Task directions:
Draw out every line with the word "encourage" from the listing below.

═══ Material provided ═══

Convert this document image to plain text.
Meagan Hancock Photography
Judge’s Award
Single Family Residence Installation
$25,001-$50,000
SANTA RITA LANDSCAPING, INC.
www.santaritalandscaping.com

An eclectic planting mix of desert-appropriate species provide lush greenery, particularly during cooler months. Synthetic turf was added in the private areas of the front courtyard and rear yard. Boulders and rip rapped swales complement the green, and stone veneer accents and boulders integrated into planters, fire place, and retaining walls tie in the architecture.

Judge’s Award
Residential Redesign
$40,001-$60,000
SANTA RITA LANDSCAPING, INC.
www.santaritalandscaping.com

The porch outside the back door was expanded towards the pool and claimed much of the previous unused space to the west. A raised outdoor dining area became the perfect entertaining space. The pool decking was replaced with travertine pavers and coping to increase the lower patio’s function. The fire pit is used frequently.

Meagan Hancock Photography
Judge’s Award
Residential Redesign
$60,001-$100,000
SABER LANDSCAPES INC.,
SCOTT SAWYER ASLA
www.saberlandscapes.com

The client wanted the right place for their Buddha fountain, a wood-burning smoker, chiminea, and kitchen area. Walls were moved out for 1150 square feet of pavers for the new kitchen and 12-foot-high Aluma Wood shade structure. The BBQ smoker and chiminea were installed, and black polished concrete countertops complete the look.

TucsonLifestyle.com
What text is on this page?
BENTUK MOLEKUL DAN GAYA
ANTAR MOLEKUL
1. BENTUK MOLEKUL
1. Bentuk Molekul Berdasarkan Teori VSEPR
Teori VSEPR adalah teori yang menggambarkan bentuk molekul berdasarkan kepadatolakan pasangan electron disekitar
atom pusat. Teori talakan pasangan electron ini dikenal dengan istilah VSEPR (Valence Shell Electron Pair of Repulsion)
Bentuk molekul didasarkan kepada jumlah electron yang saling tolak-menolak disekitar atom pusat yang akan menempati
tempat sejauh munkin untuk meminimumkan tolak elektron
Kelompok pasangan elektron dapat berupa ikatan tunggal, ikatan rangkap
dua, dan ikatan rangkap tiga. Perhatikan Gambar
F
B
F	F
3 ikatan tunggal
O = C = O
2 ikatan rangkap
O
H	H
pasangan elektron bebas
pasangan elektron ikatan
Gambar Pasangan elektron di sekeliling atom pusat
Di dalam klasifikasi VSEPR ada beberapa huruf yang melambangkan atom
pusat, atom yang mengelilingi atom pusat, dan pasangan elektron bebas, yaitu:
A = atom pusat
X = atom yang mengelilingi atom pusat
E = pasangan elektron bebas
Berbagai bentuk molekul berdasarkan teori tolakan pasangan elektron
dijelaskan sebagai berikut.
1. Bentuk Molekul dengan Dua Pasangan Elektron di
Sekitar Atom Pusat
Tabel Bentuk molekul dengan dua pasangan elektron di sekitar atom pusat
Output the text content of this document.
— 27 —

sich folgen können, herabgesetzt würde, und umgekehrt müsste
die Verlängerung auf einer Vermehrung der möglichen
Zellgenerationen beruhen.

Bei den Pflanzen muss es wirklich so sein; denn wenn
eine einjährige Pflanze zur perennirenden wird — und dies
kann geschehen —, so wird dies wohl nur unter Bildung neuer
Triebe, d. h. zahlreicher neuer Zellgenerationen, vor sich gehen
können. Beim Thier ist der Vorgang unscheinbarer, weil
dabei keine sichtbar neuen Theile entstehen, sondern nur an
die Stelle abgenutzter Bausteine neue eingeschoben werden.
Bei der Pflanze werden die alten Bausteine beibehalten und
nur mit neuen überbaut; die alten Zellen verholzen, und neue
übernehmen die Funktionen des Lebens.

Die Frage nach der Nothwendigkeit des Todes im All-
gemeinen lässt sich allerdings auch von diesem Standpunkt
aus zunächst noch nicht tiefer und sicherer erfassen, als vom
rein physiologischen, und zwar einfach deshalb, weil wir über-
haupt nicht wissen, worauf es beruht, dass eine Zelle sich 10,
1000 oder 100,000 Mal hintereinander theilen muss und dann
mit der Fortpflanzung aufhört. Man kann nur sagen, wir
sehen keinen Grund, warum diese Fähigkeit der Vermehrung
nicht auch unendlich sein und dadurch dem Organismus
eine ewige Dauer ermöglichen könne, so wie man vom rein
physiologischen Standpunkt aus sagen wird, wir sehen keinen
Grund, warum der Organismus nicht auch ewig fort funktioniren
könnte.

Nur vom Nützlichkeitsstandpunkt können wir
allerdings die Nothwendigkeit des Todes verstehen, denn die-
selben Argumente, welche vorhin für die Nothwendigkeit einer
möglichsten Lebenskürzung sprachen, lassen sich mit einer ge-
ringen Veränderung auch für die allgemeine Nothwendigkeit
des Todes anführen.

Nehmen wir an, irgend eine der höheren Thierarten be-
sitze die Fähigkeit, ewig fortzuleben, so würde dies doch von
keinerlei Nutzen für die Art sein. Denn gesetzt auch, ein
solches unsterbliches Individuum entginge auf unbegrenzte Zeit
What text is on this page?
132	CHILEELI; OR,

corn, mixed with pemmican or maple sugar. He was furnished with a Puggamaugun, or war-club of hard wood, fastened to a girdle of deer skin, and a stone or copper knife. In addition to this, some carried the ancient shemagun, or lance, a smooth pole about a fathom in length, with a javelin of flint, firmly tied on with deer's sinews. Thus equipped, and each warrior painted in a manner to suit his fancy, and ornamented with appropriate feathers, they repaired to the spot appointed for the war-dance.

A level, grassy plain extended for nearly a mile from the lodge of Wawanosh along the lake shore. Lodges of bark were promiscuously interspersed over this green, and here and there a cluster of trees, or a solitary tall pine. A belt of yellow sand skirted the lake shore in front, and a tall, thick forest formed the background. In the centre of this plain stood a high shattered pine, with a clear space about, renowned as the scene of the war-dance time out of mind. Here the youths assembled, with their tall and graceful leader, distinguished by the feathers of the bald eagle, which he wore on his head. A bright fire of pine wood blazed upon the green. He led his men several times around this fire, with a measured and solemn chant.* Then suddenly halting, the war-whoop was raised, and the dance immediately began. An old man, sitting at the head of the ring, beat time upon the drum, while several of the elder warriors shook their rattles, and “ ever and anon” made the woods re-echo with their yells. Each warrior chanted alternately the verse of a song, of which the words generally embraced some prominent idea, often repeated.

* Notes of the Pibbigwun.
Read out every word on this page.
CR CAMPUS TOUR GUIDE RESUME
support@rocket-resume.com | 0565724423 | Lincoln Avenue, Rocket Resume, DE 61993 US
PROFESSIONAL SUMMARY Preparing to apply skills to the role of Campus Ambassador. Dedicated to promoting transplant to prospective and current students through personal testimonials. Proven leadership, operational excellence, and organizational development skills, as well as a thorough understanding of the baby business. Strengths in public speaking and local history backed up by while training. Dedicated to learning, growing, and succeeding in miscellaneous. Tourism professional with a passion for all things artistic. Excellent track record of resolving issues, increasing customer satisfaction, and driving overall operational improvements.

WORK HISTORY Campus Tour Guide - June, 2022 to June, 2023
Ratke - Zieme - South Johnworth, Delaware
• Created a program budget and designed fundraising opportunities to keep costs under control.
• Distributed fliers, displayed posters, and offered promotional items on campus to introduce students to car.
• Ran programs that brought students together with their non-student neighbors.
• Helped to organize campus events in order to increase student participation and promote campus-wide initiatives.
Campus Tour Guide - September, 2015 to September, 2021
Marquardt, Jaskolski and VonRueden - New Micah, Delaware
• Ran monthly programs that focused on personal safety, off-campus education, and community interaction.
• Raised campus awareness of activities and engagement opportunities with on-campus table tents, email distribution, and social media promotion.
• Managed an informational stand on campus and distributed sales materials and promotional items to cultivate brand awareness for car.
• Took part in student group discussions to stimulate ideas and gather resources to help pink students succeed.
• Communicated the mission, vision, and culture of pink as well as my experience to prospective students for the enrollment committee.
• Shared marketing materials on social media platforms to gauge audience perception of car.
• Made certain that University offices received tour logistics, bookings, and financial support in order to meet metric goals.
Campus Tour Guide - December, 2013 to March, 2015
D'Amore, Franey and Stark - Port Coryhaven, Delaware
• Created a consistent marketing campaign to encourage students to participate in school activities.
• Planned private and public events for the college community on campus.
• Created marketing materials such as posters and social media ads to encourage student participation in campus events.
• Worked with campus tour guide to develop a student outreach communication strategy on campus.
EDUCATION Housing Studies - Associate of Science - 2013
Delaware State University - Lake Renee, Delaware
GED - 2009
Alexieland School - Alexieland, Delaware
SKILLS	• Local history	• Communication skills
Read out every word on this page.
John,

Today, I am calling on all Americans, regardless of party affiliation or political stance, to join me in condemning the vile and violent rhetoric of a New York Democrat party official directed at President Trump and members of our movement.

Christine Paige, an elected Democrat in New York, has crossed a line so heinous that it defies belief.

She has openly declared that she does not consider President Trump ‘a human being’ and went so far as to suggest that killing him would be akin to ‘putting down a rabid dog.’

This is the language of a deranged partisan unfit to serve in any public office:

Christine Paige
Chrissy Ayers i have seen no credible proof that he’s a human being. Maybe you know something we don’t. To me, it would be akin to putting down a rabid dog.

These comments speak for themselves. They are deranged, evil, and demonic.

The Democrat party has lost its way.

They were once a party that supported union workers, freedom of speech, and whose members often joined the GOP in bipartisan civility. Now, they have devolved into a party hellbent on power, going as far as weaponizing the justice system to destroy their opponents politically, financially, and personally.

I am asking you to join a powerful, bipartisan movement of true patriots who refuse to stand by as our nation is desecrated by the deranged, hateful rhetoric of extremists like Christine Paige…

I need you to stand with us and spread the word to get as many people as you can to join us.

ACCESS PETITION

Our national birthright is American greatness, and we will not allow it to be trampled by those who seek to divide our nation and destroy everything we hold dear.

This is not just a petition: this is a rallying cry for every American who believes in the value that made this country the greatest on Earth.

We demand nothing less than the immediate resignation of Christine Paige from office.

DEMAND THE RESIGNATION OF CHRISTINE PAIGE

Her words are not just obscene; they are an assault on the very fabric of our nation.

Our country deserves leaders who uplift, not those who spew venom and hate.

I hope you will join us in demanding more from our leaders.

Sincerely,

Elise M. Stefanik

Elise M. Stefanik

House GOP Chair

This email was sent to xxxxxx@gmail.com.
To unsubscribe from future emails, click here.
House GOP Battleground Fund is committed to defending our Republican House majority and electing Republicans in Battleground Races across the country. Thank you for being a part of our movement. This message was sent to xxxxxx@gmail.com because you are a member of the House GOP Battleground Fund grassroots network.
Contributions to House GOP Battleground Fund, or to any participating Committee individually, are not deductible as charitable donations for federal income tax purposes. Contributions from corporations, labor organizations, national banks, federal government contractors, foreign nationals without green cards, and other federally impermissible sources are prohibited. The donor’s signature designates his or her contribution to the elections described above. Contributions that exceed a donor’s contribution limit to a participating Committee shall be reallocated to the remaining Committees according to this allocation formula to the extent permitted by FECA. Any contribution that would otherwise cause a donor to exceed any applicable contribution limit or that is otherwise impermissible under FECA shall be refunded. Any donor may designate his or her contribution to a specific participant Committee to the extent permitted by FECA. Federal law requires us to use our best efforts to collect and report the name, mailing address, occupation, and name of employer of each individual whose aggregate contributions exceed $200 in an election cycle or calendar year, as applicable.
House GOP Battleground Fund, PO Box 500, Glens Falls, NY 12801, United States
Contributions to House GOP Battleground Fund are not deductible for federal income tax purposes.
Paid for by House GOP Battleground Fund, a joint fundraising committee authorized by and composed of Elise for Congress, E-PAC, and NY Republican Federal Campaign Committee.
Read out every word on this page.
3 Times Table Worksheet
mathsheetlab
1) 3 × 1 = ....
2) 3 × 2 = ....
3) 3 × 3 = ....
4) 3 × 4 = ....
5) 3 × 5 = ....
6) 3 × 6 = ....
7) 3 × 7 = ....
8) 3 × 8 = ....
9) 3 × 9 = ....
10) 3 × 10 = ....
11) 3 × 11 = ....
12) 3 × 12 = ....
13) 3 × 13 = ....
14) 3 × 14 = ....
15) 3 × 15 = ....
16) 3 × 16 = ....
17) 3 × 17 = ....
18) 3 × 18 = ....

═══

Result for this exercise:
• Created a consistent marketing campaign to encourage students to participate in school activities.
• Created marketing materials such as posters and social media ads to encourage student participation in campus events.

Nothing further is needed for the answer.